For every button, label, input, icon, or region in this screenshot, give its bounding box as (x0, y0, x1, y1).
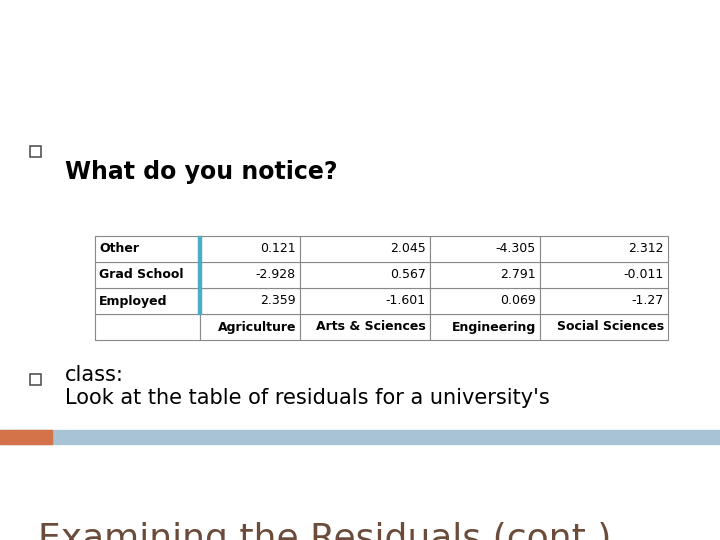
Text: 2.791: 2.791 (500, 268, 536, 281)
Bar (300, 262, 430, 288)
Text: 2.359: 2.359 (261, 294, 296, 307)
Bar (540, 314, 668, 340)
Bar (95, 236, 200, 262)
Bar (200, 236, 300, 262)
Text: Employed: Employed (99, 294, 168, 307)
Bar (430, 288, 540, 314)
Text: -1.601: -1.601 (386, 294, 426, 307)
Text: Agriculture: Agriculture (217, 321, 296, 334)
Bar (430, 236, 540, 262)
Text: 0.567: 0.567 (390, 268, 426, 281)
Bar (430, 314, 540, 340)
Text: 2.045: 2.045 (390, 242, 426, 255)
Text: 0.121: 0.121 (261, 242, 296, 255)
Bar (0, 430, 52, 444)
Text: Grad School: Grad School (99, 268, 184, 281)
Bar (30, 146, 41, 157)
Bar (95, 314, 200, 340)
Text: -4.305: -4.305 (496, 242, 536, 255)
Bar (300, 236, 430, 262)
Bar (430, 262, 540, 288)
Bar (300, 314, 430, 340)
Bar (95, 262, 200, 288)
Bar (200, 288, 300, 314)
Bar (540, 262, 668, 288)
Text: -1.27: -1.27 (631, 294, 664, 307)
Text: Examining the Residuals (cont.): Examining the Residuals (cont.) (38, 522, 611, 540)
Text: Look at the table of residuals for a university's: Look at the table of residuals for a uni… (65, 388, 550, 408)
Bar (0, 430, 720, 444)
Bar (540, 236, 668, 262)
Bar (200, 262, 300, 288)
Bar (95, 288, 200, 314)
Bar (198, 236, 201, 314)
Text: Other: Other (99, 242, 139, 255)
Text: What do you notice?: What do you notice? (65, 160, 338, 184)
Text: -2.928: -2.928 (256, 268, 296, 281)
Text: 0.069: 0.069 (500, 294, 536, 307)
Text: Engineering: Engineering (451, 321, 536, 334)
Bar (300, 288, 430, 314)
Text: class:: class: (65, 365, 124, 385)
Text: Arts & Sciences: Arts & Sciences (316, 321, 426, 334)
Bar (540, 288, 668, 314)
Bar (30, 374, 41, 385)
Text: -0.011: -0.011 (624, 268, 664, 281)
Bar (200, 314, 300, 340)
Text: 2.312: 2.312 (629, 242, 664, 255)
Text: Social Sciences: Social Sciences (557, 321, 664, 334)
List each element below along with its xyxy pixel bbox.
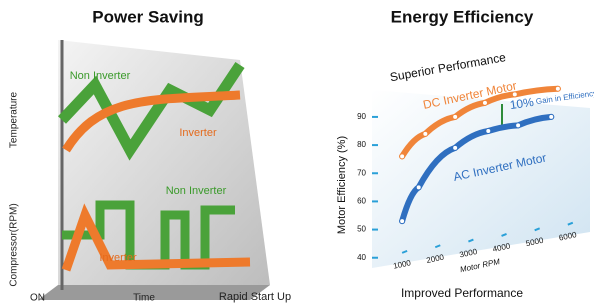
point [555,86,560,91]
y-tick-label: 60 [357,197,366,206]
x-axis-label: Motor RPM [459,257,501,274]
label: Rapid Start Up [219,291,291,303]
point [482,100,487,105]
y-tick-label: 50 [357,225,366,234]
point [423,131,428,136]
point [516,123,521,128]
axis-label: Temperature [9,91,20,148]
plot-area [372,90,590,268]
label: Inverter [179,127,217,139]
axis-label: Compressor(RPM) [9,203,20,286]
point [549,114,554,119]
label: Time [133,293,155,304]
annotation: Superior Performance [389,50,507,84]
label: Inverter [99,252,137,264]
label: Non Inverter [70,70,131,82]
y-axis-label: Motor Efficiency (%) [336,136,348,234]
y-tick-label: 90 [357,112,366,121]
label: Non Inverter [166,185,227,197]
y-tick-label: 40 [357,253,366,262]
power-saving-panel: Power Saving Non Inverter Inverter Non I… [9,7,291,303]
annotation: Improved Performance [401,286,523,300]
point [416,185,421,190]
point [486,129,491,134]
point [453,114,458,119]
label: ON [30,293,45,304]
chart-title: Energy Efficiency [391,7,534,26]
point [453,145,458,150]
page: Power Saving Non Inverter Inverter Non I… [0,0,594,304]
point [400,154,405,159]
efficiency-chart: Energy Efficiency Superior Performance I… [336,7,594,300]
y-tick-label: 80 [357,140,366,149]
y-tick-label: 70 [357,168,366,177]
title: Power Saving [92,7,203,26]
point [400,219,405,224]
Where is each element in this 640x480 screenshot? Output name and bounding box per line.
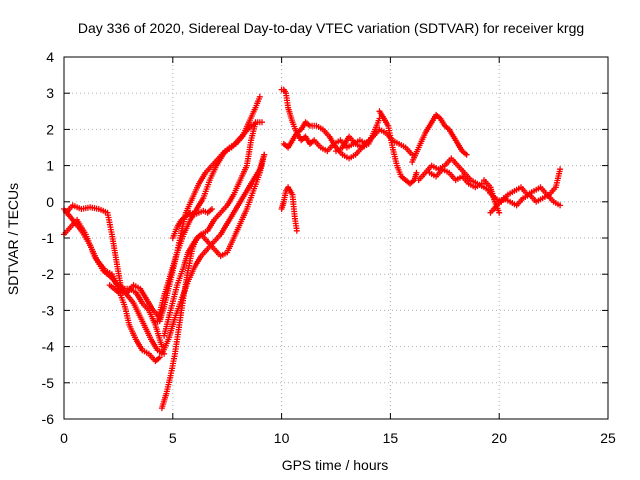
series-track-8	[158, 151, 268, 357]
x-tick-label: 25	[600, 430, 616, 446]
series-track-9	[161, 151, 268, 339]
x-tick-label: 10	[274, 430, 290, 446]
x-tick-label: 0	[60, 430, 68, 446]
y-tick-label: 0	[46, 194, 54, 210]
y-tick-label: -6	[42, 411, 55, 427]
grid	[64, 57, 608, 419]
y-tick-label: -2	[42, 266, 55, 282]
y-tick-label: -5	[42, 375, 55, 391]
y-tick-label: 2	[46, 121, 54, 137]
y-tick-label: 1	[46, 158, 54, 174]
series-track-4	[106, 282, 163, 321]
series-track-13	[278, 184, 300, 234]
series-track-14	[333, 115, 383, 155]
y-tick-label: -4	[42, 339, 55, 355]
series-track-21	[481, 177, 503, 216]
y-axis-label: SDTVAR / TECUs	[5, 183, 21, 295]
y-tick-label: -3	[42, 302, 55, 318]
y-tick-label: 4	[46, 49, 54, 65]
x-tick-label: 20	[491, 430, 507, 446]
series-track-3	[63, 202, 168, 357]
axis-ticks: 0 5 10 15 20 25 -6 -5 -4 -3 -2 -1 0 1 2 3 4	[42, 49, 616, 446]
series-track-15	[376, 108, 420, 187]
series-track-10	[169, 206, 215, 241]
series-track-12	[280, 119, 372, 162]
series-track-17	[415, 155, 494, 194]
series-track-18	[426, 166, 485, 191]
y-tick-label: -1	[42, 230, 55, 246]
series-track-16	[409, 111, 470, 165]
y-tick-label: 3	[46, 85, 54, 101]
data-series	[61, 86, 564, 412]
x-tick-label: 15	[383, 430, 399, 446]
chart-title: Day 336 of 2020, Sidereal Day-to-day VTE…	[78, 20, 584, 36]
x-axis-label: GPS time / hours	[282, 457, 389, 473]
x-tick-label: 5	[169, 430, 177, 446]
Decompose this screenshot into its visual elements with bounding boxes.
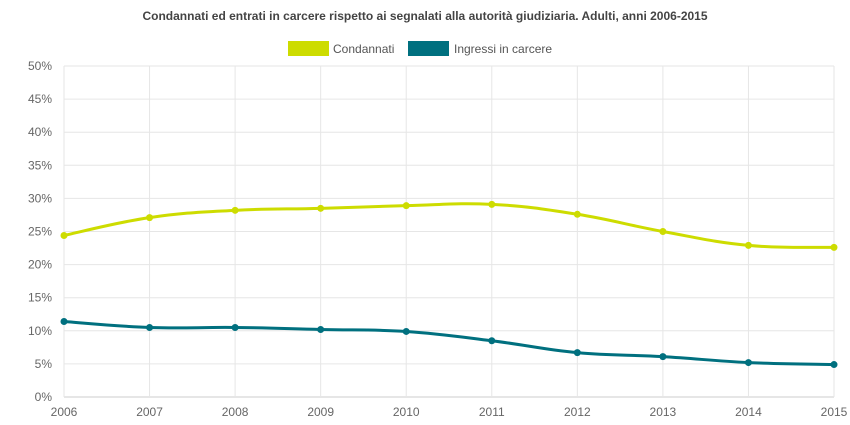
________________________
The task » Please give the rows above again with every "series-track" renamed to "series-path" and nothing else changed. Omit the pictures from your answer.

Solution to the exercise »
For every button, label, input, icon, or region in this screenshot, give its bounding box as (x0, y0, x1, y1).
Text: 2.791: 2.791 (500, 268, 536, 281)
Bar (300, 262, 430, 288)
Text: 2.359: 2.359 (261, 294, 296, 307)
Bar (540, 314, 668, 340)
Bar (95, 236, 200, 262)
Bar (200, 236, 300, 262)
Text: Employed: Employed (99, 294, 168, 307)
Bar (430, 288, 540, 314)
Text: -1.601: -1.601 (386, 294, 426, 307)
Text: Agriculture: Agriculture (217, 321, 296, 334)
Bar (430, 236, 540, 262)
Text: 0.567: 0.567 (390, 268, 426, 281)
Bar (430, 314, 540, 340)
Text: 2.045: 2.045 (390, 242, 426, 255)
Text: 0.121: 0.121 (261, 242, 296, 255)
Bar (0, 430, 52, 444)
Text: Grad School: Grad School (99, 268, 184, 281)
Bar (30, 146, 41, 157)
Bar (95, 314, 200, 340)
Text: -4.305: -4.305 (496, 242, 536, 255)
Bar (300, 236, 430, 262)
Bar (430, 262, 540, 288)
Bar (300, 314, 430, 340)
Bar (95, 262, 200, 288)
Bar (200, 288, 300, 314)
Bar (540, 262, 668, 288)
Text: -1.27: -1.27 (631, 294, 664, 307)
Text: Examining the Residuals (cont.): Examining the Residuals (cont.) (38, 522, 611, 540)
Text: Look at the table of residuals for a university's: Look at the table of residuals for a uni… (65, 388, 550, 408)
Bar (0, 430, 720, 444)
Bar (540, 236, 668, 262)
Bar (200, 262, 300, 288)
Bar (95, 288, 200, 314)
Bar (198, 236, 201, 314)
Text: Other: Other (99, 242, 139, 255)
Text: What do you notice?: What do you notice? (65, 160, 338, 184)
Text: -2.928: -2.928 (256, 268, 296, 281)
Text: 0.069: 0.069 (500, 294, 536, 307)
Text: Engineering: Engineering (451, 321, 536, 334)
Bar (300, 288, 430, 314)
Text: class:: class: (65, 365, 124, 385)
Text: Arts & Sciences: Arts & Sciences (316, 321, 426, 334)
Bar (540, 288, 668, 314)
Bar (30, 374, 41, 385)
Text: -0.011: -0.011 (624, 268, 664, 281)
Bar (200, 314, 300, 340)
Text: 2.312: 2.312 (629, 242, 664, 255)
Text: Social Sciences: Social Sciences (557, 321, 664, 334)
List each element below along with its xyxy pixel bbox.
point [555,86,560,91]
y-tick-label: 60 [357,197,366,206]
x-axis-label: Motor RPM [459,257,501,274]
label: Rapid Start Up [219,291,291,303]
point [482,100,487,105]
y-tick-label: 50 [357,225,366,234]
point [423,131,428,136]
point [516,123,521,128]
axis-label: Temperature [9,91,20,148]
plot-area [372,90,590,268]
label: Inverter [179,127,217,139]
axis-label: Compressor(RPM) [9,203,20,286]
point [549,114,554,119]
label: Time [133,293,155,304]
annotation: Superior Performance [389,50,507,84]
label: Inverter [99,252,137,264]
label: Non Inverter [70,70,131,82]
y-axis-label: Motor Efficiency (%) [336,136,348,234]
y-tick-label: 90 [357,112,366,121]
label: Non Inverter [166,185,227,197]
y-tick-label: 40 [357,253,366,262]
power-saving-panel: Power Saving Non Inverter Inverter Non I… [9,7,291,303]
annotation: Improved Performance [401,286,523,300]
point [416,185,421,190]
point [486,129,491,134]
point [453,114,458,119]
label: ON [30,293,45,304]
chart-title: Energy Efficiency [391,7,534,26]
point [453,145,458,150]
page: Power Saving Non Inverter Inverter Non I… [0,0,594,304]
point [400,154,405,159]
efficiency-chart: Energy Efficiency Superior Performance I… [336,7,594,300]
y-tick-label: 80 [357,140,366,149]
y-tick-label: 70 [357,168,366,177]
title: Power Saving [92,7,203,26]
point [400,219,405,224]
Where is each element in this 640x480 screenshot? Output name and bounding box per line.
series-path-8	[158, 151, 268, 357]
x-tick-label: 25	[600, 430, 616, 446]
series-path-9	[161, 151, 268, 339]
x-tick-label: 10	[274, 430, 290, 446]
x-tick-label: 0	[60, 430, 68, 446]
y-tick-label: 0	[46, 194, 54, 210]
y-tick-label: -6	[42, 411, 55, 427]
grid	[64, 57, 608, 419]
y-tick-label: -2	[42, 266, 55, 282]
y-tick-label: -5	[42, 375, 55, 391]
y-tick-label: 2	[46, 121, 54, 137]
y-tick-label: 1	[46, 158, 54, 174]
series-path-4	[106, 282, 163, 321]
series-path-13	[278, 184, 300, 234]
series-path-14	[333, 115, 383, 155]
y-tick-label: -4	[42, 339, 55, 355]
series-path-21	[481, 177, 503, 216]
y-axis-label: SDTVAR / TECUs	[5, 183, 21, 295]
y-tick-label: -3	[42, 302, 55, 318]
y-tick-label: 4	[46, 49, 54, 65]
x-tick-label: 20	[491, 430, 507, 446]
series-path-3	[63, 202, 168, 357]
axis-ticks: 0 5 10 15 20 25 -6 -5 -4 -3 -2 -1 0 1 2 3 4	[42, 49, 616, 446]
series-path-15	[376, 108, 420, 187]
series-path-10	[169, 206, 215, 241]
series-path-12	[280, 119, 372, 162]
series-path-17	[415, 155, 494, 194]
series-path-18	[426, 166, 485, 191]
y-tick-label: -1	[42, 230, 55, 246]
series-path-16	[409, 111, 470, 165]
y-tick-label: 3	[46, 85, 54, 101]
data-series	[61, 86, 564, 412]
x-tick-label: 15	[383, 430, 399, 446]
chart-title: Day 336 of 2020, Sidereal Day-to-day VTE…	[78, 20, 584, 36]
x-axis-label: GPS time / hours	[282, 457, 389, 473]
x-tick-label: 5	[169, 430, 177, 446]
Decompose this screenshot into its visual elements with bounding boxes.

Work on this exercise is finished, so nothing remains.